====== DATASET ======
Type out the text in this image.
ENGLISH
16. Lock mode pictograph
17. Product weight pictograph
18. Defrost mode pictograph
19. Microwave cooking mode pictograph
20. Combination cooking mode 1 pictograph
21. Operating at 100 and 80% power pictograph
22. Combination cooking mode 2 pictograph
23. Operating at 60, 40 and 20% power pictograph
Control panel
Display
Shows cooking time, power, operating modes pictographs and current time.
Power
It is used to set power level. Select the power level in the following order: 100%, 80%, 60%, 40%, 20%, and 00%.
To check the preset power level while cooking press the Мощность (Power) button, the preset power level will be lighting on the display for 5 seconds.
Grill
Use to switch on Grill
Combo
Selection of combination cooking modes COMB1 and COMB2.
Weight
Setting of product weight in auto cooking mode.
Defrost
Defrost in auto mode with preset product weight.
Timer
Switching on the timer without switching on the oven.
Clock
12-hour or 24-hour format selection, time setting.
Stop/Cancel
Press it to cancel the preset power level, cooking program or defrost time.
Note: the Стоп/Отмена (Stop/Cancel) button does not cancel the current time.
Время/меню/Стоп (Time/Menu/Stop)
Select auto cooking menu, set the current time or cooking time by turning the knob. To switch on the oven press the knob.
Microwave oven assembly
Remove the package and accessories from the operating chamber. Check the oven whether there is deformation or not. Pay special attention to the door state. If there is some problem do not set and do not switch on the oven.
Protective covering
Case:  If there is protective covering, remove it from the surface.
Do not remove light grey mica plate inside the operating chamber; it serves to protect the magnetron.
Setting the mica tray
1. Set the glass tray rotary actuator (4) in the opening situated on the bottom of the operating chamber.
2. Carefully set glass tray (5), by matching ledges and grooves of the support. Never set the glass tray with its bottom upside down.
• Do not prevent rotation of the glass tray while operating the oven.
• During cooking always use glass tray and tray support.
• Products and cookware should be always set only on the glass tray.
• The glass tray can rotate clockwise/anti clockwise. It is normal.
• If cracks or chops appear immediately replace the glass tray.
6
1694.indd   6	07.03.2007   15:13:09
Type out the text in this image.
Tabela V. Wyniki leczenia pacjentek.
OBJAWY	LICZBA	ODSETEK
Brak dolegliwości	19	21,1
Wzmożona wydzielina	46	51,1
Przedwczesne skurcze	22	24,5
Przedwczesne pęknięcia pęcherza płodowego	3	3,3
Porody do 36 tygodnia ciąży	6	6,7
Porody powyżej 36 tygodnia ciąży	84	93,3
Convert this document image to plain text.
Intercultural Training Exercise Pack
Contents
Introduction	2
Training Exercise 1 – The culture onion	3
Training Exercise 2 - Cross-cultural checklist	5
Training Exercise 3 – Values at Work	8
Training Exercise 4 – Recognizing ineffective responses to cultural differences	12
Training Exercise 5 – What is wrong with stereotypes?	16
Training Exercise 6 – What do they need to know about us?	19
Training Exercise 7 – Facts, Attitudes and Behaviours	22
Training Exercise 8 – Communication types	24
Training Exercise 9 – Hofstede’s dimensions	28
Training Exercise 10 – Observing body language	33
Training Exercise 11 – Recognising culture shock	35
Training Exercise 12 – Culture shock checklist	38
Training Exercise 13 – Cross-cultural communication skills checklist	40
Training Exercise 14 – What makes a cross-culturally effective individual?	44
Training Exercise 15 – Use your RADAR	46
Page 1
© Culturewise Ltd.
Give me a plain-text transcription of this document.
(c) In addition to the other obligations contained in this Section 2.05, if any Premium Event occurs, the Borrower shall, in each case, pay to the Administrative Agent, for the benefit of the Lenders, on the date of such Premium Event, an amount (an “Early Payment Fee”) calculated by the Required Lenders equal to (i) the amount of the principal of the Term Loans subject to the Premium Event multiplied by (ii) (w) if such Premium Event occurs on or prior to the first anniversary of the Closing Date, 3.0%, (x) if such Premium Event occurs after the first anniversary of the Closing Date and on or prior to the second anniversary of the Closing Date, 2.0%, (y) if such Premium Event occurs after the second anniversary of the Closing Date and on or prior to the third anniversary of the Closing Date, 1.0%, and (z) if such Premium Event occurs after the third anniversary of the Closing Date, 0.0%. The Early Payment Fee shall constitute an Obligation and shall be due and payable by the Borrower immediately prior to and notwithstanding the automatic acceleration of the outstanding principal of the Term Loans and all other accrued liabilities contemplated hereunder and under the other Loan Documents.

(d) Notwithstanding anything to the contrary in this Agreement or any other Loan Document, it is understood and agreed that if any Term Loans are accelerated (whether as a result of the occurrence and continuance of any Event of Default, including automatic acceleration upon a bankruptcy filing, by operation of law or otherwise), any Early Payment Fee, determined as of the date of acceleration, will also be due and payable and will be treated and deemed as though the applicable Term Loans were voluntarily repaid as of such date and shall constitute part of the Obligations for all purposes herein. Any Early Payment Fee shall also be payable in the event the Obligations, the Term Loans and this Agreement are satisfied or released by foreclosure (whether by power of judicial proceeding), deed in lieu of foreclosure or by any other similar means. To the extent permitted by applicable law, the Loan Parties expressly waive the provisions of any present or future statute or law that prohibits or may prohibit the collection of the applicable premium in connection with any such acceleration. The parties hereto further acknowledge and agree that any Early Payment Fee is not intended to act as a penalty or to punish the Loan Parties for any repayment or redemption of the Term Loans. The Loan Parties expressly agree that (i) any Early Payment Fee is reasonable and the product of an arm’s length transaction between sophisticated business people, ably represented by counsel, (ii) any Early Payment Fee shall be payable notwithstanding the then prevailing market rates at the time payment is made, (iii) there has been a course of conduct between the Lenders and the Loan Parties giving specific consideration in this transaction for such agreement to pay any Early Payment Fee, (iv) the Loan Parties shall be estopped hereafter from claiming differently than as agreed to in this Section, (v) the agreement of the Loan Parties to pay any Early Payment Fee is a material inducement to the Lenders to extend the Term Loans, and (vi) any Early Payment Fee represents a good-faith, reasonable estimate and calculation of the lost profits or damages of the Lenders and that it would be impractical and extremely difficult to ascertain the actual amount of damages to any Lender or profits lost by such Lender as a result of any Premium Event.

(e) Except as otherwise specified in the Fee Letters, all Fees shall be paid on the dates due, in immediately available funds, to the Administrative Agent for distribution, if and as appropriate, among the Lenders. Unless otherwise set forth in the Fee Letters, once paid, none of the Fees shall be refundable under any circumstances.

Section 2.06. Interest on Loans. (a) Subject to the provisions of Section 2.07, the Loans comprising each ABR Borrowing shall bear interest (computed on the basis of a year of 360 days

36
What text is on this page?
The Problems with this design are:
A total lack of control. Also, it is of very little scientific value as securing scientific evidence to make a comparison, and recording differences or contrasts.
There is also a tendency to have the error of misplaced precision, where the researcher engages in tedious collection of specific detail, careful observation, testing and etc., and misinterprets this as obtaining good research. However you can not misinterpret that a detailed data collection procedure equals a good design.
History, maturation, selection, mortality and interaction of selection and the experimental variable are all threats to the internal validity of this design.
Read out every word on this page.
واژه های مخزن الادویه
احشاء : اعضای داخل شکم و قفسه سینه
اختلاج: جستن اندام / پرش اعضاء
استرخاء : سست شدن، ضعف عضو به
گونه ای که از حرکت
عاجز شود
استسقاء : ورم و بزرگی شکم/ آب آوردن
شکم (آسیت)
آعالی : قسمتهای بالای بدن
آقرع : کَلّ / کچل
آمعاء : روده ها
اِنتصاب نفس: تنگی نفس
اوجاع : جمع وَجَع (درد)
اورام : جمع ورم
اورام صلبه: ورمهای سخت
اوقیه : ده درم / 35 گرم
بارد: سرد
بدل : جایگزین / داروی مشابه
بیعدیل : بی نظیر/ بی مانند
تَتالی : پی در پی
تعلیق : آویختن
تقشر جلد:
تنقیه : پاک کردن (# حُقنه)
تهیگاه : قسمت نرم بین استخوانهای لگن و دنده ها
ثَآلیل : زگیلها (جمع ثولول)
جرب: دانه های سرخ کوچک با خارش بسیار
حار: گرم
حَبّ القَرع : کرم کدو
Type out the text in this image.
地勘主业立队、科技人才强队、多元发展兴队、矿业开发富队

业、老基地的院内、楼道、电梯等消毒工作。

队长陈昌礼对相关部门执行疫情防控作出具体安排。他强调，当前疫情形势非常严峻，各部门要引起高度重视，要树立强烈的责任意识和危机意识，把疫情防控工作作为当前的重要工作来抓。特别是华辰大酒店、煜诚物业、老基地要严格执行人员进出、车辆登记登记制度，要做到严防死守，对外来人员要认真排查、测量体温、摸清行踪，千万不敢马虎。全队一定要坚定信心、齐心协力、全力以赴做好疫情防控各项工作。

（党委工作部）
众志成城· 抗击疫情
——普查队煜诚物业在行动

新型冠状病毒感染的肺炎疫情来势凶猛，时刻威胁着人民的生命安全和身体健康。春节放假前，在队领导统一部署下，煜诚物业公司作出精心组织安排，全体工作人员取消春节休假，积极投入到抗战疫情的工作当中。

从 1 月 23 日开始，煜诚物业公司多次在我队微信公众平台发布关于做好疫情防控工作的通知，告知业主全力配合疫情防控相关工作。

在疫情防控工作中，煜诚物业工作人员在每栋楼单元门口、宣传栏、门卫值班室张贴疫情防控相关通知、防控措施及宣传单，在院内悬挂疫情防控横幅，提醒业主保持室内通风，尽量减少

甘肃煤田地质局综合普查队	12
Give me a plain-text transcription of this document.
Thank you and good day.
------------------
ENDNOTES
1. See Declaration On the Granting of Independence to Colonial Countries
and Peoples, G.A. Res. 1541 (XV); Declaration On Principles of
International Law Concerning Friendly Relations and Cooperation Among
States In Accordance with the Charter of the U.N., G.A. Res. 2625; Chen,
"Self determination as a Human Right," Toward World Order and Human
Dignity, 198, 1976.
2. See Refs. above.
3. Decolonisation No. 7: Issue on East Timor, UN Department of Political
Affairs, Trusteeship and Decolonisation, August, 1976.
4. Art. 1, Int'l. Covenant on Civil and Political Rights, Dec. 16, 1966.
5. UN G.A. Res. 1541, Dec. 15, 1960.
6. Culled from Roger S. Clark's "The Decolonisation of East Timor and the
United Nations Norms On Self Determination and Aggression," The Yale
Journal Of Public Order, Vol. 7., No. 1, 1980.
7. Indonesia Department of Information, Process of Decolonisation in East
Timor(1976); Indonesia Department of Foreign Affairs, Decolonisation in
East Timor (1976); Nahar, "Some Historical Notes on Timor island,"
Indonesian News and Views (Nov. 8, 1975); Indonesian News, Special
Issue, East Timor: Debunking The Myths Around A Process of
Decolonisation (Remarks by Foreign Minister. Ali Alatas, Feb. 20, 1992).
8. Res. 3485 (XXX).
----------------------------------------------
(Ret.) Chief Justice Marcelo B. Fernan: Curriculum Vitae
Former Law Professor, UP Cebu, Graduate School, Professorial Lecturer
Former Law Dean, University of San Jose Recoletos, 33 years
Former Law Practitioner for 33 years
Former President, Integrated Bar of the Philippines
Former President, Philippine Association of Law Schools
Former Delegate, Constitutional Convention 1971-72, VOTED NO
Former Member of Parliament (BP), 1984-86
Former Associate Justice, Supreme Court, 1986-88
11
======
### WRITTEN REQUEST
Go through the data above and find the lines with the word "preset". Copy each of those lines.

### OUTPUT OF THE EXERCISE
To check the preset power level while cooking press the Мощность (Power) button, the preset power level will be lighting on the display for 5 seconds.
Defrost in auto mode with preset product weight.
Press it to cancel the preset power level, cooking program or defrost time.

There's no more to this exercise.